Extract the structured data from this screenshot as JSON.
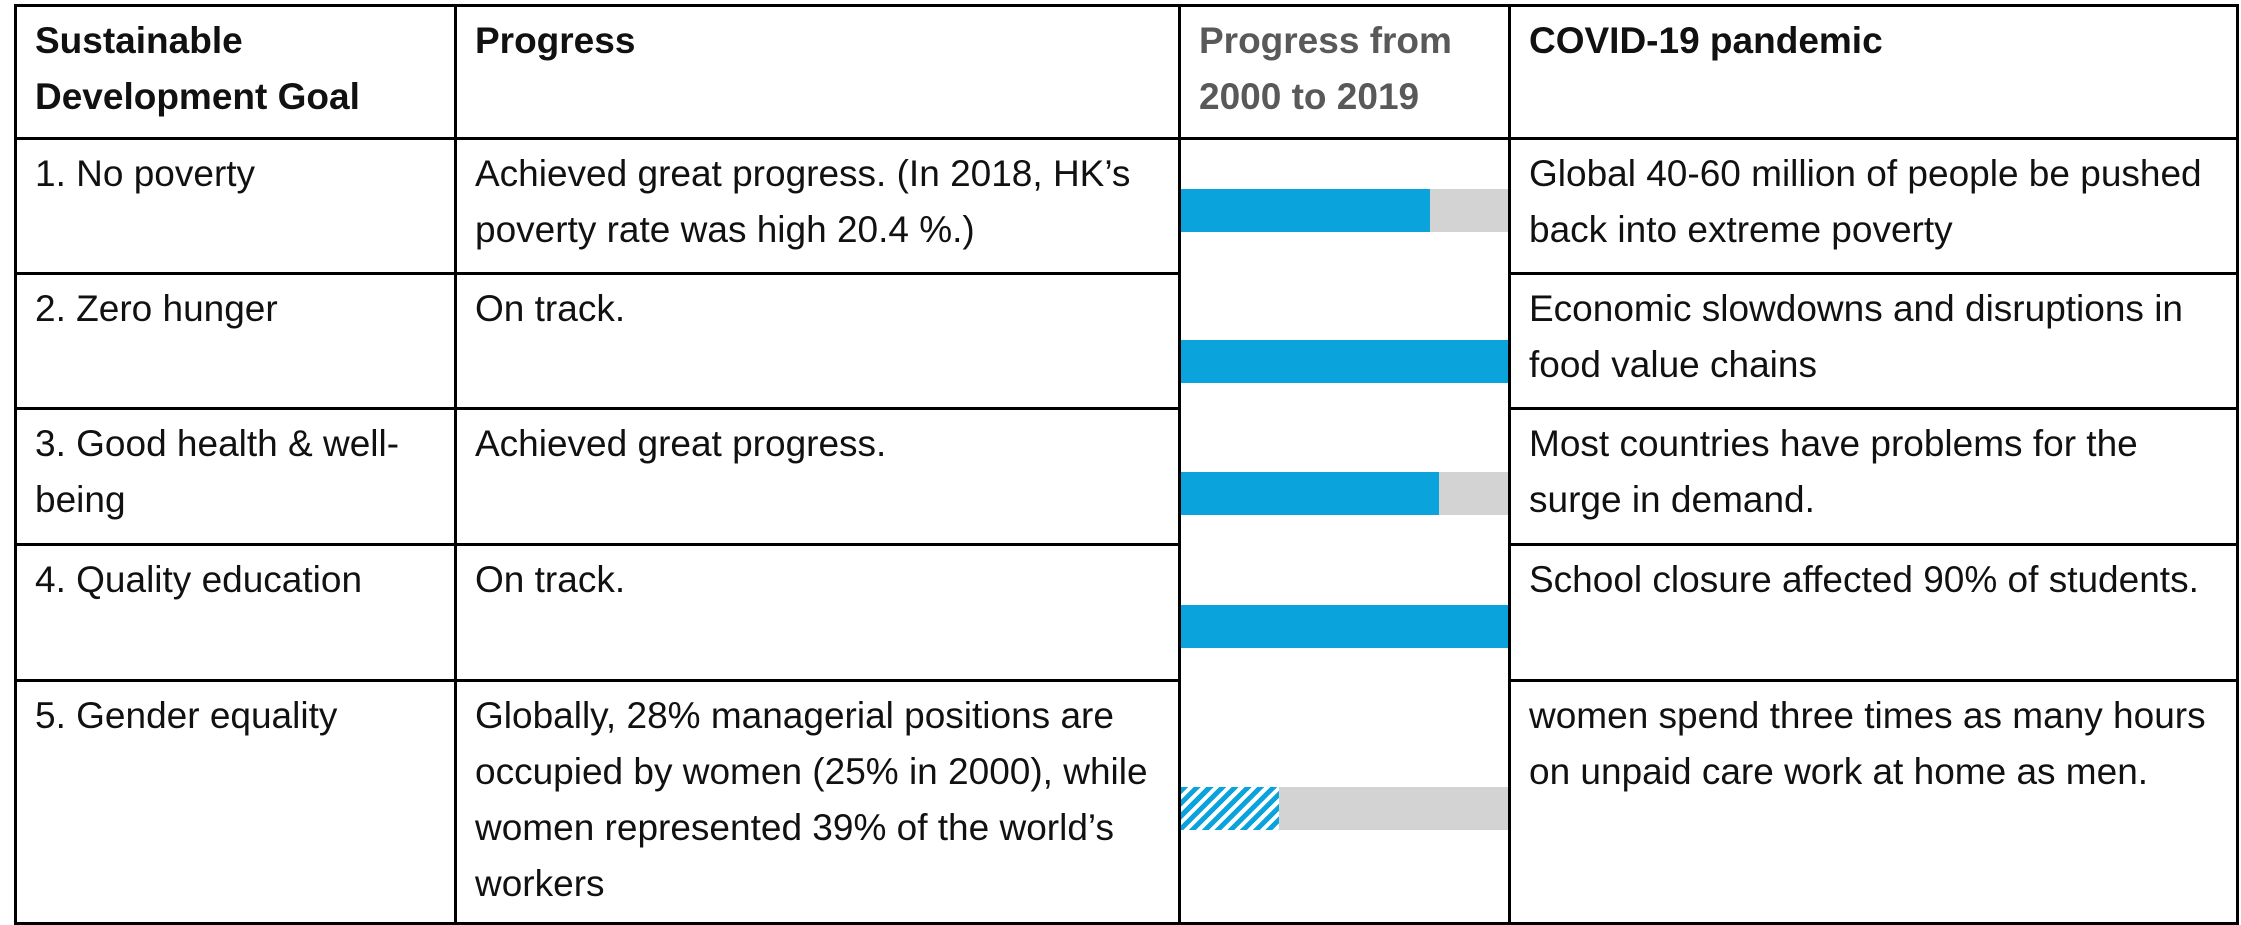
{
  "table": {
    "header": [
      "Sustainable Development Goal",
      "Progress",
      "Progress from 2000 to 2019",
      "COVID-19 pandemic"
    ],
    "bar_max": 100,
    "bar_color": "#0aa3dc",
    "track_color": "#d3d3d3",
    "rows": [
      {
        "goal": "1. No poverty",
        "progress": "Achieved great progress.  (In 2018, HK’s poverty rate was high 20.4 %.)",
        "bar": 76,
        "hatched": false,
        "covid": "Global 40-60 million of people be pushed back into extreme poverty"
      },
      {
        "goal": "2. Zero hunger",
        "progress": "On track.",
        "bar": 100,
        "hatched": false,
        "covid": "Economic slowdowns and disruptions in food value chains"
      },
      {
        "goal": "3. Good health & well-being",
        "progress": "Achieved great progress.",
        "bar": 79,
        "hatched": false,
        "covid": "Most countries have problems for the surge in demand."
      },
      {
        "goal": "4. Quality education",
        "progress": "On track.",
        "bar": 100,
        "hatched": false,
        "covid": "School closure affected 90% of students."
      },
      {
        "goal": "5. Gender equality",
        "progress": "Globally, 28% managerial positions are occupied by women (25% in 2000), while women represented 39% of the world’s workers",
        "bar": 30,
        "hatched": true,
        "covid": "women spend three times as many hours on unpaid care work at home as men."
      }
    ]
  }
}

What needs to be done:
Quote every record above exactly, leaving out any pictures.

Result of the task:
Extract the structured data from this screenshot as JSON.
{
  "table": {
    "header": [
      "Sustainable Development Goal",
      "Progress",
      "Progress from 2000 to 2019",
      "COVID-19 pandemic"
    ],
    "bar_max": 100,
    "bar_color": "#0aa3dc",
    "track_color": "#d3d3d3",
    "rows": [
      {
        "goal": "1. No poverty",
        "progress": "Achieved great progress.  (In 2018, HK’s poverty rate was high 20.4 %.)",
        "bar": 76,
        "hatched": false,
        "covid": "Global 40-60 million of people be pushed back into extreme poverty"
      },
      {
        "goal": "2. Zero hunger",
        "progress": "On track.",
        "bar": 100,
        "hatched": false,
        "covid": "Economic slowdowns and disruptions in food value chains"
      },
      {
        "goal": "3. Good health & well-being",
        "progress": "Achieved great progress.",
        "bar": 79,
        "hatched": false,
        "covid": "Most countries have problems for the surge in demand."
      },
      {
        "goal": "4. Quality education",
        "progress": "On track.",
        "bar": 100,
        "hatched": false,
        "covid": "School closure affected 90% of students."
      },
      {
        "goal": "5. Gender equality",
        "progress": "Globally, 28% managerial positions are occupied by women (25% in 2000), while women represented 39% of the world’s workers",
        "bar": 30,
        "hatched": true,
        "covid": "women spend three times as many hours on unpaid care work at home as men."
      }
    ]
  }
}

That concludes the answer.